## start SUPPLIED DATA

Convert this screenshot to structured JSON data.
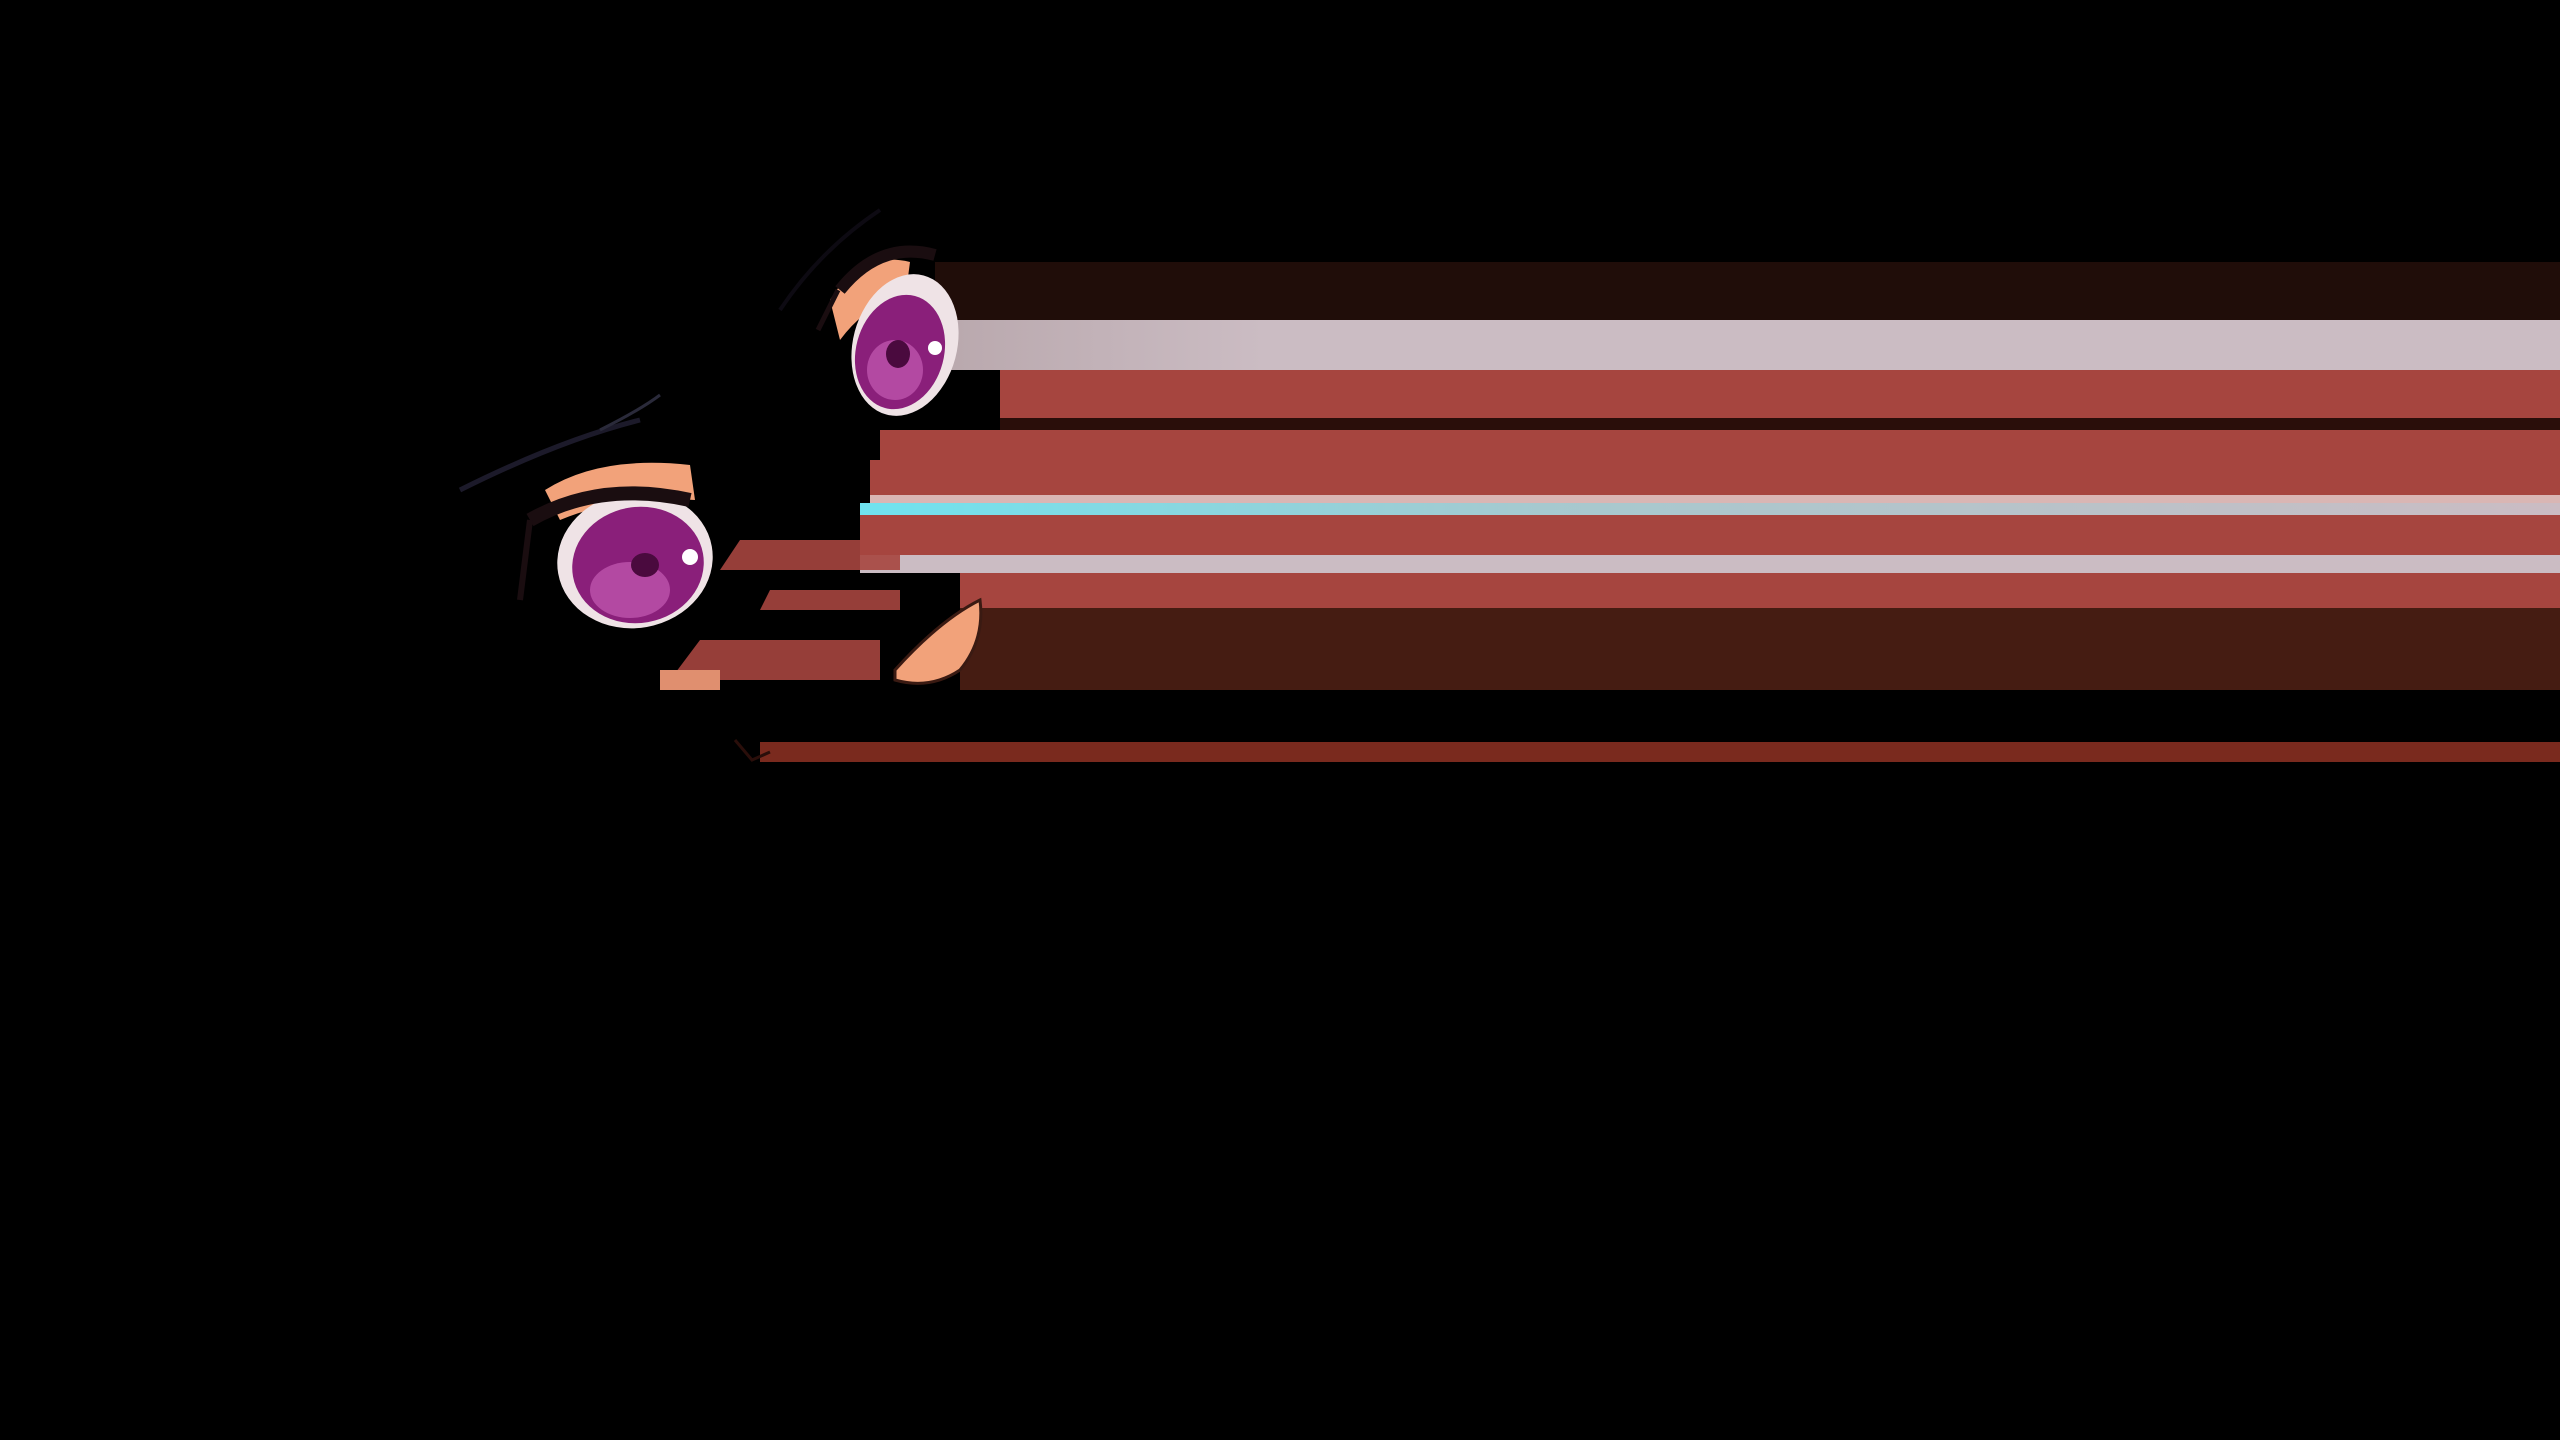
{
  "scene": {
    "subject": "anime-style-face-partial",
    "background_color": "#000000",
    "iris_color": "#8a1f7a",
    "iris_highlight_color": "#c45bb4",
    "sclera_color": "#efe3e6",
    "skin_color": "#f2a27a",
    "blush_color": "#a6453f",
    "dark_red_band_color": "#451c12",
    "pink_band_color": "#cbbcc3",
    "cyan_accent_color": "#6fe3ef",
    "eyelash_color": "#1a0d10"
  }
}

## end SUPPLIED DATA

**PROBLEM TO WORK ON**
Generate a word-for-word copy of the preceding records, excluding all pictures.

**RESULT**
Convert this screenshot to structured JSON data.
{
  "scene": {
    "subject": "anime-style-face-partial",
    "background_color": "#000000",
    "iris_color": "#8a1f7a",
    "iris_highlight_color": "#c45bb4",
    "sclera_color": "#efe3e6",
    "skin_color": "#f2a27a",
    "blush_color": "#a6453f",
    "dark_red_band_color": "#451c12",
    "pink_band_color": "#cbbcc3",
    "cyan_accent_color": "#6fe3ef",
    "eyelash_color": "#1a0d10"
  }
}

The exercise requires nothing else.